He is simply Darling!!!


----------



## jester's mom (Nov 25, 2008)

Handsome boy you have there! I hope he does well in the show ring and does everyone proud!!!   I, too, love the pic of him looking around the grooming arm.


----------



## bigredpoodle (Sep 13, 2009)

Thanks Jesters mom I took some pics of him playing in the snow this AM will post later we are going to cut down a tree !!!!!!!!!!!!!!!!


----------



## bigredpoodle (Sep 13, 2009)

*neelix in the snow !*

Here is Neelix in the snow ...Not much snow but he had fun !!! Man the snow really sets off his color...:=:wacko::


----------



## bigredpoodle (Sep 13, 2009)

here are the pic sorry !

=======

**TASKS TO PERFORM**
#1 In the forum thread about Neelix, what does bigredpoodle say they are going to cut down?
#2 Transcribe the stretch of the forum thread about Neelix from "Handsome boy you" through "a tree !!!!!!!!!!!!!!!!".
#3 Finish out the next part of the forum thread about Neelix, picking up after its last post.

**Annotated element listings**
=======

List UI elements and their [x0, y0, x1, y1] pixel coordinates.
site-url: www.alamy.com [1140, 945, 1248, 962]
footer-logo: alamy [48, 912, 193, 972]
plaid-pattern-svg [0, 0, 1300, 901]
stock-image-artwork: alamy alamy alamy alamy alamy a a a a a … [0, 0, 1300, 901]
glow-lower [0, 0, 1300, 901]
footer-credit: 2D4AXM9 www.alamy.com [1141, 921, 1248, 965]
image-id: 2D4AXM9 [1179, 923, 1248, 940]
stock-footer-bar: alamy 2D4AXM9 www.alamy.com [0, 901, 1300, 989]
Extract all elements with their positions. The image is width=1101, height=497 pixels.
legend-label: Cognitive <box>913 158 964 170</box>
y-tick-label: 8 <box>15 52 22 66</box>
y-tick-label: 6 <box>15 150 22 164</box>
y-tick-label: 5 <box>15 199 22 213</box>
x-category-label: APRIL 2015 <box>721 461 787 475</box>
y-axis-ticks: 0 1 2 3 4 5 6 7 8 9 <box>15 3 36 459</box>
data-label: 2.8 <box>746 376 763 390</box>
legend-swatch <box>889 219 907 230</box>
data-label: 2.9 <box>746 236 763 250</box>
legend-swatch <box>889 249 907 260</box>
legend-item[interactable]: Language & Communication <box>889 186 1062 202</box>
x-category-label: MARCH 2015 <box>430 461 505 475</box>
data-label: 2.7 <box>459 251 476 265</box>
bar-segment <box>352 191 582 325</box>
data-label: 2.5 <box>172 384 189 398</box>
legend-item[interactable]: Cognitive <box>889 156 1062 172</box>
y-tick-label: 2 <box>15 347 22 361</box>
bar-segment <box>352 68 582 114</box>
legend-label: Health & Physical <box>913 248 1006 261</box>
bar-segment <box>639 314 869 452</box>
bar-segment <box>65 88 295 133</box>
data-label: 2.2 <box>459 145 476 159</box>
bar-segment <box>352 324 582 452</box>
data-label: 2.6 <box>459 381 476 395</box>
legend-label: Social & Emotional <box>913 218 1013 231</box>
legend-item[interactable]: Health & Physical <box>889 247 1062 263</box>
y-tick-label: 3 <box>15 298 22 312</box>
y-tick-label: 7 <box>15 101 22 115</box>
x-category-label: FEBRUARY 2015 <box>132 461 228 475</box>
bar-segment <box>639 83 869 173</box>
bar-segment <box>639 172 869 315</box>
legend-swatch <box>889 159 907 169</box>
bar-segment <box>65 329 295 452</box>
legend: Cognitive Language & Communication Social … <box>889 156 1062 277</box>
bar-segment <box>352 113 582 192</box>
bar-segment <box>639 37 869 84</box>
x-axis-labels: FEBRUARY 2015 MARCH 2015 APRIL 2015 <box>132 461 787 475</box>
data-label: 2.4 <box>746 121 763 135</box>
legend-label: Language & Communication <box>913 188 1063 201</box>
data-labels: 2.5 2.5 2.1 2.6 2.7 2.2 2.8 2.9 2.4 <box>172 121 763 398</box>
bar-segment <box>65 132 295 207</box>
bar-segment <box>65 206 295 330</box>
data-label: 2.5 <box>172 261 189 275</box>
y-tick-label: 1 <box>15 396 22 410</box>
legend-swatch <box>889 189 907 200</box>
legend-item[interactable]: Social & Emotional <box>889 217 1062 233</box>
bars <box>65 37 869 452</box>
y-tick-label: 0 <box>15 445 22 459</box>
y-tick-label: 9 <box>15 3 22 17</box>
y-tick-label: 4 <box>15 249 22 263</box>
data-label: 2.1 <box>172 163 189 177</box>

=======

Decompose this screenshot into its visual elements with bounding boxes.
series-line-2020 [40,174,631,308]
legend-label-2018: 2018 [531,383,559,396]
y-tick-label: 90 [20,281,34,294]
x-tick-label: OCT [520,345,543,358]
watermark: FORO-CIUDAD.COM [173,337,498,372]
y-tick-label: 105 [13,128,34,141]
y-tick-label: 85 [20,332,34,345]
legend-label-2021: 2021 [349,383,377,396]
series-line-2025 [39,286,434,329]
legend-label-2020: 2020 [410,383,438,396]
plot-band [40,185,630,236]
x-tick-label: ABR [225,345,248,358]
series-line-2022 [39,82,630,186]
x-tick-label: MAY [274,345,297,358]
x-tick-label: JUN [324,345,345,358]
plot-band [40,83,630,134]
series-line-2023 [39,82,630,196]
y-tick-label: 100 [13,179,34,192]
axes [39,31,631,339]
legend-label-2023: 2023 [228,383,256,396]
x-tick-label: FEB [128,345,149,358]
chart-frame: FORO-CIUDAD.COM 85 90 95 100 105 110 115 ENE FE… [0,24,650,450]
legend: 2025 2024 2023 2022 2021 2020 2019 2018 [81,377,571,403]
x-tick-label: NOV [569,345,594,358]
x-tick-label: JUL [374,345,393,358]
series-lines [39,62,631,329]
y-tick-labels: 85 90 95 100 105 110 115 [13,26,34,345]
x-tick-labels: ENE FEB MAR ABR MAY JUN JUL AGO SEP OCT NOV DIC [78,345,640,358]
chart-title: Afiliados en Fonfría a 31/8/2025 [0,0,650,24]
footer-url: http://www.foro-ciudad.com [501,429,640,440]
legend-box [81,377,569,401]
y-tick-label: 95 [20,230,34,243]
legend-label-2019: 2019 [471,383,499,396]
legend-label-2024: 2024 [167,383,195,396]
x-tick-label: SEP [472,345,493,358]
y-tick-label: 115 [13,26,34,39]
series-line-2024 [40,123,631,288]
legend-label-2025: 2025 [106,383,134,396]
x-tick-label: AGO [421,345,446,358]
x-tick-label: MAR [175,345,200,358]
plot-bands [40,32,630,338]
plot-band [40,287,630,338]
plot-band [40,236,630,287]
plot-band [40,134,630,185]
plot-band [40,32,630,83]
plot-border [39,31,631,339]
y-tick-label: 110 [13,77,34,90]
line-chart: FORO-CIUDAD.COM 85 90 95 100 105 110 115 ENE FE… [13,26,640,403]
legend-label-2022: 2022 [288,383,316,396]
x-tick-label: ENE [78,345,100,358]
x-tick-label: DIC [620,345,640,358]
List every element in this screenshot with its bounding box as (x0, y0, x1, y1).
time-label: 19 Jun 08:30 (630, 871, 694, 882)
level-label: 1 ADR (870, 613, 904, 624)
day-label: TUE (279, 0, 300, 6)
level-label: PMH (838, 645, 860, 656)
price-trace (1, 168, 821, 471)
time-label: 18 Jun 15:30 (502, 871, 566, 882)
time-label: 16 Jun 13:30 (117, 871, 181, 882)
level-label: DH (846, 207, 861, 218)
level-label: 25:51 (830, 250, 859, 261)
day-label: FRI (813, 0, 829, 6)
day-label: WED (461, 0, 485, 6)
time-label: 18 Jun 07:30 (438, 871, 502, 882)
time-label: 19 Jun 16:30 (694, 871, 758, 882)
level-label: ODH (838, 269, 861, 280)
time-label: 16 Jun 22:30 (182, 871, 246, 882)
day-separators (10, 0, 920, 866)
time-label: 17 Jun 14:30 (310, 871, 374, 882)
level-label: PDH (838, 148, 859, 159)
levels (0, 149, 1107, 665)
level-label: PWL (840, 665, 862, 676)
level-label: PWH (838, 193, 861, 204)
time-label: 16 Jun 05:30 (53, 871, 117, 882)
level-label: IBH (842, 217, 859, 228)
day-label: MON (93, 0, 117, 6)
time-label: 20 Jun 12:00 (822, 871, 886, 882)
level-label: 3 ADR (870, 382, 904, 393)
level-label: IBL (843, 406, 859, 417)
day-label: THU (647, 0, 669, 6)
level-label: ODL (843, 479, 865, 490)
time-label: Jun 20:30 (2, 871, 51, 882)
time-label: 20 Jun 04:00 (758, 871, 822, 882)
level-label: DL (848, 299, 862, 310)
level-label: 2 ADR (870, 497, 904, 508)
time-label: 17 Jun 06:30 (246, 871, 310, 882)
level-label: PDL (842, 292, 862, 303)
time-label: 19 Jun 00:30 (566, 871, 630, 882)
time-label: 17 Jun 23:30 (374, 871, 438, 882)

=======

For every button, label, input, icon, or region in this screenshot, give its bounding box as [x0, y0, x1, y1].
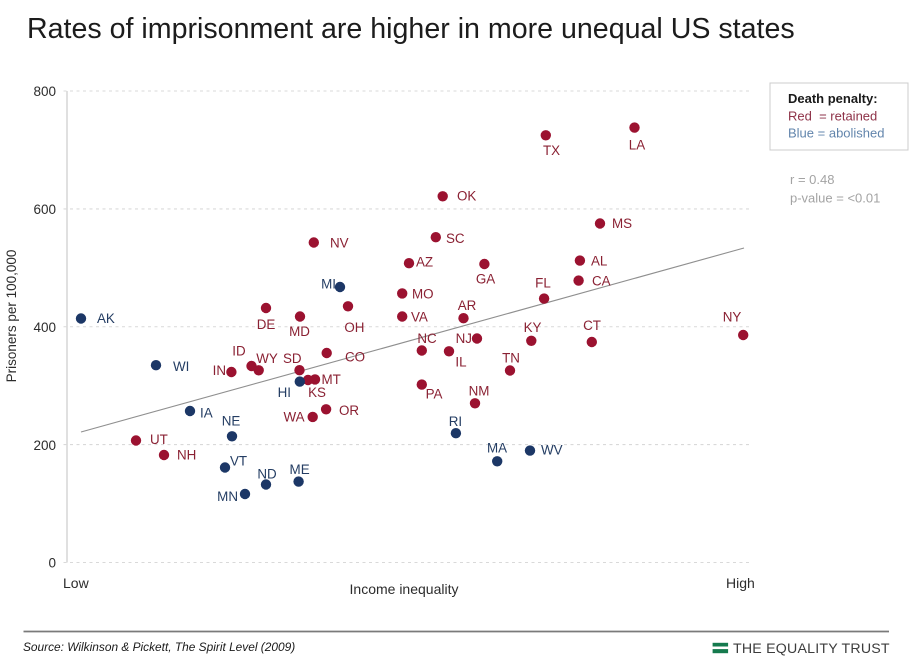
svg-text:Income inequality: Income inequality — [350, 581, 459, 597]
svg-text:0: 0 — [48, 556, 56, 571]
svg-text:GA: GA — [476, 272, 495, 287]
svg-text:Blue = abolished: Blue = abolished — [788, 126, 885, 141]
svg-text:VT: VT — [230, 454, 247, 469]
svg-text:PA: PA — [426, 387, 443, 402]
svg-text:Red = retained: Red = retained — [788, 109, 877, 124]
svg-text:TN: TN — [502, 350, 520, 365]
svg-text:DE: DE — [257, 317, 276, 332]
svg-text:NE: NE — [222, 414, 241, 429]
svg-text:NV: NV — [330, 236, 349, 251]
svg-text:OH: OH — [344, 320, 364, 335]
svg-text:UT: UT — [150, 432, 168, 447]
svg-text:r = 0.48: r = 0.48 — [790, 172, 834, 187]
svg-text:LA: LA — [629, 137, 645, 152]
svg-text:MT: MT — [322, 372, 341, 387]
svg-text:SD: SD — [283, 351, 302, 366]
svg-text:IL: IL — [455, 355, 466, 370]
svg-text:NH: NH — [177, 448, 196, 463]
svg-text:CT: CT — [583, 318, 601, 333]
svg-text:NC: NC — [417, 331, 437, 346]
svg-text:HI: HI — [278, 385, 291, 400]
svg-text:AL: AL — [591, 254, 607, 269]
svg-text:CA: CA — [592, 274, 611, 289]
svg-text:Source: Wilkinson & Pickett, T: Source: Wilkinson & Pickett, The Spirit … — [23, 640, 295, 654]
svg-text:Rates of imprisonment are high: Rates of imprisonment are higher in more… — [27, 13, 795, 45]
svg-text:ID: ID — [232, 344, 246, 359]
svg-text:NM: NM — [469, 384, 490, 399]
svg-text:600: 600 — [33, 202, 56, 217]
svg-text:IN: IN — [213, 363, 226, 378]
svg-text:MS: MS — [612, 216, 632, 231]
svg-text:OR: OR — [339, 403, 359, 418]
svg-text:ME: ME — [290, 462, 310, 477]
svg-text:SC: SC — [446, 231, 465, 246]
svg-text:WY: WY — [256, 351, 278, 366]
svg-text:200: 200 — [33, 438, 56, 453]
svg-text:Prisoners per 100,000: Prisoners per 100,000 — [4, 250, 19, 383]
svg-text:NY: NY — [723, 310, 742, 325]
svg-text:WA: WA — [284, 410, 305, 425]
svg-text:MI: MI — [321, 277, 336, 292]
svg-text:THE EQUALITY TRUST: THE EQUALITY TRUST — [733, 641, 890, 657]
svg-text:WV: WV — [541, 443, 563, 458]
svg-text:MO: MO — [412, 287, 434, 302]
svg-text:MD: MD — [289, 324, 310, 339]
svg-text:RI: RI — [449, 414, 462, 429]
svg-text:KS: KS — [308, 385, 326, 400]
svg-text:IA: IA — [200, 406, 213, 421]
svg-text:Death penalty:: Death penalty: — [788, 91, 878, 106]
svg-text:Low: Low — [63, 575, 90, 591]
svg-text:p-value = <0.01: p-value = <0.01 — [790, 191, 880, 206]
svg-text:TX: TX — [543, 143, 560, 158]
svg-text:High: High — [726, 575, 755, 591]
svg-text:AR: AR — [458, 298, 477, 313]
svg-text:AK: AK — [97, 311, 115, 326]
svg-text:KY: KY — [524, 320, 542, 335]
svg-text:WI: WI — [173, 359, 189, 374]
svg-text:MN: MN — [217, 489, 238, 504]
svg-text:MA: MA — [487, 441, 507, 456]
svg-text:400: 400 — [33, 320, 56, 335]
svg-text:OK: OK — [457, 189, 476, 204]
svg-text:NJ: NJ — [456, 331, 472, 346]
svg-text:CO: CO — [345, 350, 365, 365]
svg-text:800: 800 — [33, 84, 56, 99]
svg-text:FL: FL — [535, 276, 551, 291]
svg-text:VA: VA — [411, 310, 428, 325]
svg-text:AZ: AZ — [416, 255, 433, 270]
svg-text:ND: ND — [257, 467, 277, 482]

=======

**EXPECTED RESULTS**
#1 A tree.

#2
Handsome boy you have there! I hope he does well in the show ring and does everyone proud!!!   I, too, love the pic of him looking around the grooming arm.


----------



## bigredpoodle (Sep 13, 2009)

Thanks Jesters mom I took some pics of him playing in the snow this AM will post later we are going to cut down a tree !!!!!!!!!!!!!!!!

#3
----------



## Keithsomething (Oct 31, 2009)

I'll be the first to admit... Red poodles were not on my list of poodle colours I love... but looking yours and Arreaus pups, 
thats changed pretty quickly 

I love the way the snow made his colour just POP xD
super sweet puppy!!


----------



## bigredpoodle (Sep 13, 2009)

Thanks so much he is a love to boot......


----------



## bigredpoodle (Sep 13, 2009)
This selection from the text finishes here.